What the task requires: Repeat the records below exactly as they appear.

* Start Extracted material *

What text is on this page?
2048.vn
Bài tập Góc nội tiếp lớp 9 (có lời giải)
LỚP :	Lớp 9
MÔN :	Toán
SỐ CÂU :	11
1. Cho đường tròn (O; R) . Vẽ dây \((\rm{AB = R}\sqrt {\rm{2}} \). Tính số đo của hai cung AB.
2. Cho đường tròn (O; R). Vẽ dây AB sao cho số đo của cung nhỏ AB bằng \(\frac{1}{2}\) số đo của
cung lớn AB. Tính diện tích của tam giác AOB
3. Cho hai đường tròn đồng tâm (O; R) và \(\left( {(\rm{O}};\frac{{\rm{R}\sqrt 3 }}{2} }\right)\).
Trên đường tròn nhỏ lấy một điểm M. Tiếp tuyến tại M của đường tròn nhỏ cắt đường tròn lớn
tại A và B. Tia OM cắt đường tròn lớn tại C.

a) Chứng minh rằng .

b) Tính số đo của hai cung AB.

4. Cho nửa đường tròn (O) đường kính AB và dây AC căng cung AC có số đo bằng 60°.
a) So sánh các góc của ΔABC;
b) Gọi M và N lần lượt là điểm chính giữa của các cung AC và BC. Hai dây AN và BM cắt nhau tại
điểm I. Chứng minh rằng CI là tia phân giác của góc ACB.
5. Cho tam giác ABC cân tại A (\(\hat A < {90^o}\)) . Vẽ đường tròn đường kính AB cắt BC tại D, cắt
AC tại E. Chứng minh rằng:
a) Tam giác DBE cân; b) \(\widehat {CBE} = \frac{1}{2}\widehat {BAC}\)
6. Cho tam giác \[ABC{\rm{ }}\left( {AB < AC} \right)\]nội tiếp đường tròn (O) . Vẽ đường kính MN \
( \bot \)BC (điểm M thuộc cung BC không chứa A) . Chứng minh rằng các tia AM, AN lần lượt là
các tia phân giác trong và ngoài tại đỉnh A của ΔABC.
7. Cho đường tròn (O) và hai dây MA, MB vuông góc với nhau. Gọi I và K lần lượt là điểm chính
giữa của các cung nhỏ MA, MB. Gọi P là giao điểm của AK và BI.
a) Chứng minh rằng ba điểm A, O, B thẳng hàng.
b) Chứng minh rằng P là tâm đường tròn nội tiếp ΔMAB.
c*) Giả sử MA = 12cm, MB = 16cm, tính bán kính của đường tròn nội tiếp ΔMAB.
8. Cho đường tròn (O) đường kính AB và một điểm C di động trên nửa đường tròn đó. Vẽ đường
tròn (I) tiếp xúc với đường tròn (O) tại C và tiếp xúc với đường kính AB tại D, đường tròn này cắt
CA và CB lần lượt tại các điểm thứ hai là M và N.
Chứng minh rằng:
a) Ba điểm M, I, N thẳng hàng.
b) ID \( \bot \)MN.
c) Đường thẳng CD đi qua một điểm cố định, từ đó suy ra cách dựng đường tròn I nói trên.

* End Extracted material *

Result of the exercise:
What text is on this page?
2048.vn
Bài tập Góc nội tiếp lớp 9 (có lời giải)
LỚP :	Lớp 9
MÔN :	Toán
SỐ CÂU :	11
1. Cho đường tròn (O; R) . Vẽ dây \((\rm{AB = R}\sqrt {\rm{2}} \). Tính số đo của hai cung AB.
2. Cho đường tròn (O; R). Vẽ dây AB sao cho số đo của cung nhỏ AB bằng \(\frac{1}{2}\) số đo của
cung lớn AB. Tính diện tích của tam giác AOB
3. Cho hai đường tròn đồng tâm (O; R) và \(\left( {(\rm{O}};\frac{{\rm{R}\sqrt 3 }}{2} }\right)\).
Trên đường tròn nhỏ lấy một điểm M. Tiếp tuyến tại M của đường tròn nhỏ cắt đường tròn lớn
tại A và B. Tia OM cắt đường tròn lớn tại C.

a) Chứng minh rằng .

b) Tính số đo của hai cung AB.

4. Cho nửa đường tròn (O) đường kính AB và dây AC căng cung AC có số đo bằng 60°.
a) So sánh các góc của ΔABC;
b) Gọi M và N lần lượt là điểm chính giữa của các cung AC và BC. Hai dây AN và BM cắt nhau tại
điểm I. Chứng minh rằng CI là tia phân giác của góc ACB.
5. Cho tam giác ABC cân tại A (\(\hat A < {90^o}\)) . Vẽ đường tròn đường kính AB cắt BC tại D, cắt
AC tại E. Chứng minh rằng:
a) Tam giác DBE cân; b) \(\widehat {CBE} = \frac{1}{2}\widehat {BAC}\)
6. Cho tam giác \[ABC{\rm{ }}\left( {AB < AC} \right)\]nội tiếp đường tròn (O) . Vẽ đường kính MN \
( \bot \)BC (điểm M thuộc cung BC không chứa A) . Chứng minh rằng các tia AM, AN lần lượt là
các tia phân giác trong và ngoài tại đỉnh A của ΔABC.
7. Cho đường tròn (O) và hai dây MA, MB vuông góc với nhau. Gọi I và K lần lượt là điểm chính
giữa của các cung nhỏ MA, MB. Gọi P là giao điểm của AK và BI.
a) Chứng minh rằng ba điểm A, O, B thẳng hàng.
b) Chứng minh rằng P là tâm đường tròn nội tiếp ΔMAB.
c*) Giả sử MA = 12cm, MB = 16cm, tính bán kính của đường tròn nội tiếp ΔMAB.
8. Cho đường tròn (O) đường kính AB và một điểm C di động trên nửa đường tròn đó. Vẽ đường
tròn (I) tiếp xúc với đường tròn (O) tại C và tiếp xúc với đường kính AB tại D, đường tròn này cắt
CA và CB lần lượt tại các điểm thứ hai là M và N.
Chứng minh rằng:
a) Ba điểm M, I, N thẳng hàng.
b) ID \( \bot \)MN.
c) Đường thẳng CD đi qua một điểm cố định, từ đó suy ra cách dựng đường tròn I nói trên.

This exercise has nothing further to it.